◆ PROBLEM TO WORK ON: Leave every picture out and write out the records below exactly.
— Start GIVEN DATA —
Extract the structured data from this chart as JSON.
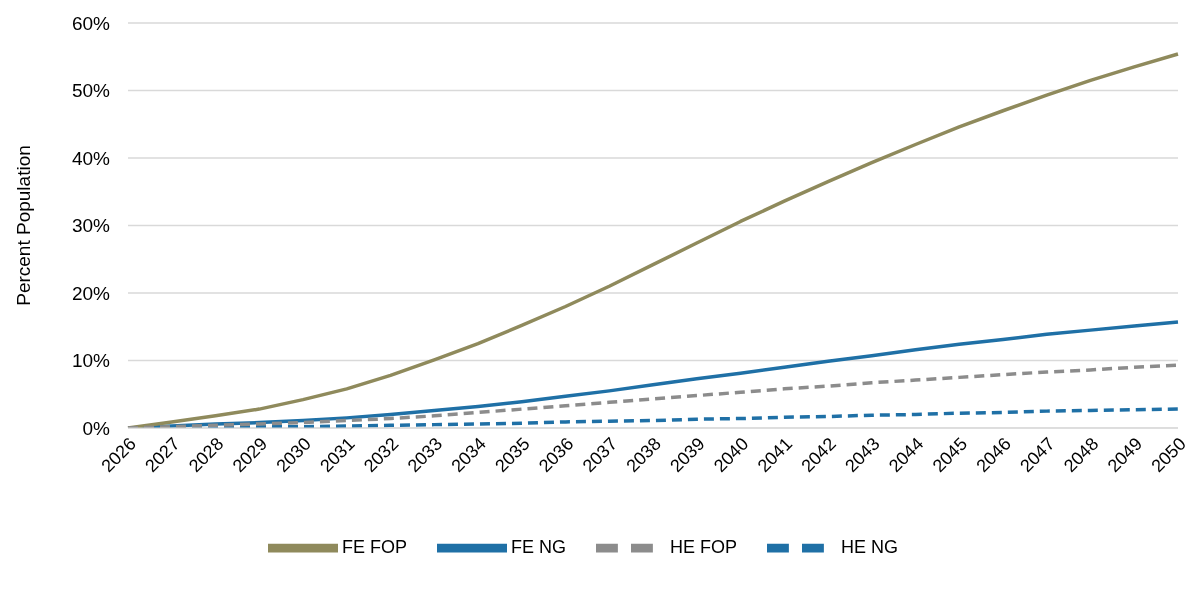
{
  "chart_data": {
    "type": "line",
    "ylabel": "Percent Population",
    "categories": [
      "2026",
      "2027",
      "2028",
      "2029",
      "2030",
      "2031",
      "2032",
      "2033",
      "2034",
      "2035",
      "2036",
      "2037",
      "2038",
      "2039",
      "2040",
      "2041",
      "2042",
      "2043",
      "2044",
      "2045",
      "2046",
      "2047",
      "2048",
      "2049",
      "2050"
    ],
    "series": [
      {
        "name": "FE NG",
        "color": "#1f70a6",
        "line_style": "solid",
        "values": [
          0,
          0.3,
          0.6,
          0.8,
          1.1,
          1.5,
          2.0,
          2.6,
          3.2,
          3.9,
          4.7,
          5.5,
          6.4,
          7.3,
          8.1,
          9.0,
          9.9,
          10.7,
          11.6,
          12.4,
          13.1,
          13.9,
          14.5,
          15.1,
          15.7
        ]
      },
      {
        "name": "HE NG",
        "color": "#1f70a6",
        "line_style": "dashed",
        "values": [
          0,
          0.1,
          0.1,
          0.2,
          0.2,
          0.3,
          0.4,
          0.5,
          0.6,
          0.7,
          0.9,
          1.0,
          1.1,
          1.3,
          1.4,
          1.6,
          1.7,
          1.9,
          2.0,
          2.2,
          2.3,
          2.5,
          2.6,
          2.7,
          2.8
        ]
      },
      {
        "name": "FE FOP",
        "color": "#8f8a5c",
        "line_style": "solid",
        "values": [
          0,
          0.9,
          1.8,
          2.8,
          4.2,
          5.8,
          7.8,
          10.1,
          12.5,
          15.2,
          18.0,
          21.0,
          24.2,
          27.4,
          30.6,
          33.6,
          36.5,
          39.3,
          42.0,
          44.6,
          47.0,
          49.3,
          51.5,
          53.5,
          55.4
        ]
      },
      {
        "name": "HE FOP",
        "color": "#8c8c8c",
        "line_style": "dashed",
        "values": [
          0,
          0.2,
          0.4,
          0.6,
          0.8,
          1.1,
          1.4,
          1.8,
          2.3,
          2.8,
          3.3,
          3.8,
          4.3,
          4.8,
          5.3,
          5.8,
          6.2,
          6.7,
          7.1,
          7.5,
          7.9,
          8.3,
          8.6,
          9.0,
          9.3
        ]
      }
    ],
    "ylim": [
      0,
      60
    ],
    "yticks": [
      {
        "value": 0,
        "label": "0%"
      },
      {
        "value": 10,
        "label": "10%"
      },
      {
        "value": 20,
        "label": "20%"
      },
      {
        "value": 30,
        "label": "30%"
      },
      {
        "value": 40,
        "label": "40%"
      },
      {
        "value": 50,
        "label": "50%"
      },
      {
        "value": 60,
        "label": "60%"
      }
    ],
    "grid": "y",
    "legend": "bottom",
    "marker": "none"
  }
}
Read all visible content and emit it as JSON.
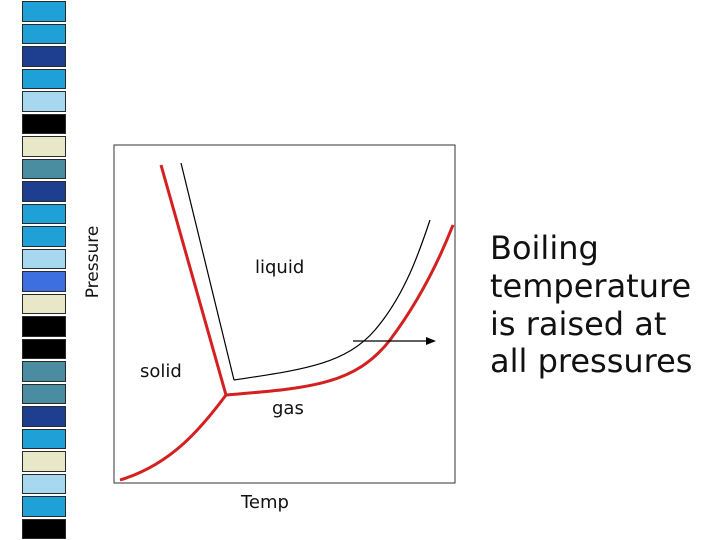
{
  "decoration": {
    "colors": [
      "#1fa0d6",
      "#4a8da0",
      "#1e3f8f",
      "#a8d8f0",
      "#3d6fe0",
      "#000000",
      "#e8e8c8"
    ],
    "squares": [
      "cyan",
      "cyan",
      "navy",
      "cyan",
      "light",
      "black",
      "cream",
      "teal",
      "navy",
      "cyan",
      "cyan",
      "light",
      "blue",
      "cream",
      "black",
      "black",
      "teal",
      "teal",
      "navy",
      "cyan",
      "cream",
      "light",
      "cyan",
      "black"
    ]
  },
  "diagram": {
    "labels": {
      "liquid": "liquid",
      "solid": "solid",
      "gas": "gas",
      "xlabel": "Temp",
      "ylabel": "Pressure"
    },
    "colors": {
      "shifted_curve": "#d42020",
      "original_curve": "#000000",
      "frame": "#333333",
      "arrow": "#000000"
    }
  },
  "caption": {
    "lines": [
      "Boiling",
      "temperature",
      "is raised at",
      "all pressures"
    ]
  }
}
— End GIVEN DATA —
◆ THE RESPONSE:
Extract the structured data from this chart as JSON.
{
  "chart_data": {
    "type": "line",
    "ylabel": "Percent Population",
    "categories": [
      "2026",
      "2027",
      "2028",
      "2029",
      "2030",
      "2031",
      "2032",
      "2033",
      "2034",
      "2035",
      "2036",
      "2037",
      "2038",
      "2039",
      "2040",
      "2041",
      "2042",
      "2043",
      "2044",
      "2045",
      "2046",
      "2047",
      "2048",
      "2049",
      "2050"
    ],
    "series": [
      {
        "name": "FE NG",
        "color": "#1f70a6",
        "line_style": "solid",
        "values": [
          0,
          0.3,
          0.6,
          0.8,
          1.1,
          1.5,
          2.0,
          2.6,
          3.2,
          3.9,
          4.7,
          5.5,
          6.4,
          7.3,
          8.1,
          9.0,
          9.9,
          10.7,
          11.6,
          12.4,
          13.1,
          13.9,
          14.5,
          15.1,
          15.7
        ]
      },
      {
        "name": "HE NG",
        "color": "#1f70a6",
        "line_style": "dashed",
        "values": [
          0,
          0.1,
          0.1,
          0.2,
          0.2,
          0.3,
          0.4,
          0.5,
          0.6,
          0.7,
          0.9,
          1.0,
          1.1,
          1.3,
          1.4,
          1.6,
          1.7,
          1.9,
          2.0,
          2.2,
          2.3,
          2.5,
          2.6,
          2.7,
          2.8
        ]
      },
      {
        "name": "FE FOP",
        "color": "#8f8a5c",
        "line_style": "solid",
        "values": [
          0,
          0.9,
          1.8,
          2.8,
          4.2,
          5.8,
          7.8,
          10.1,
          12.5,
          15.2,
          18.0,
          21.0,
          24.2,
          27.4,
          30.6,
          33.6,
          36.5,
          39.3,
          42.0,
          44.6,
          47.0,
          49.3,
          51.5,
          53.5,
          55.4
        ]
      },
      {
        "name": "HE FOP",
        "color": "#8c8c8c",
        "line_style": "dashed",
        "values": [
          0,
          0.2,
          0.4,
          0.6,
          0.8,
          1.1,
          1.4,
          1.8,
          2.3,
          2.8,
          3.3,
          3.8,
          4.3,
          4.8,
          5.3,
          5.8,
          6.2,
          6.7,
          7.1,
          7.5,
          7.9,
          8.3,
          8.6,
          9.0,
          9.3
        ]
      }
    ],
    "ylim": [
      0,
      60
    ],
    "yticks": [
      {
        "value": 0,
        "label": "0%"
      },
      {
        "value": 10,
        "label": "10%"
      },
      {
        "value": 20,
        "label": "20%"
      },
      {
        "value": 30,
        "label": "30%"
      },
      {
        "value": 40,
        "label": "40%"
      },
      {
        "value": 50,
        "label": "50%"
      },
      {
        "value": 60,
        "label": "60%"
      }
    ],
    "grid": "y",
    "legend": "bottom",
    "marker": "none"
  }
}
Read all visible content and emit it as JSON.
{
  "decoration": {
    "colors": [
      "#1fa0d6",
      "#4a8da0",
      "#1e3f8f",
      "#a8d8f0",
      "#3d6fe0",
      "#000000",
      "#e8e8c8"
    ],
    "squares": [
      "cyan",
      "cyan",
      "navy",
      "cyan",
      "light",
      "black",
      "cream",
      "teal",
      "navy",
      "cyan",
      "cyan",
      "light",
      "blue",
      "cream",
      "black",
      "black",
      "teal",
      "teal",
      "navy",
      "cyan",
      "cream",
      "light",
      "cyan",
      "black"
    ]
  },
  "diagram": {
    "labels": {
      "liquid": "liquid",
      "solid": "solid",
      "gas": "gas",
      "xlabel": "Temp",
      "ylabel": "Pressure"
    },
    "colors": {
      "shifted_curve": "#d42020",
      "original_curve": "#000000",
      "frame": "#333333",
      "arrow": "#000000"
    }
  },
  "caption": {
    "lines": [
      "Boiling",
      "temperature",
      "is raised at",
      "all pressures"
    ]
  }
}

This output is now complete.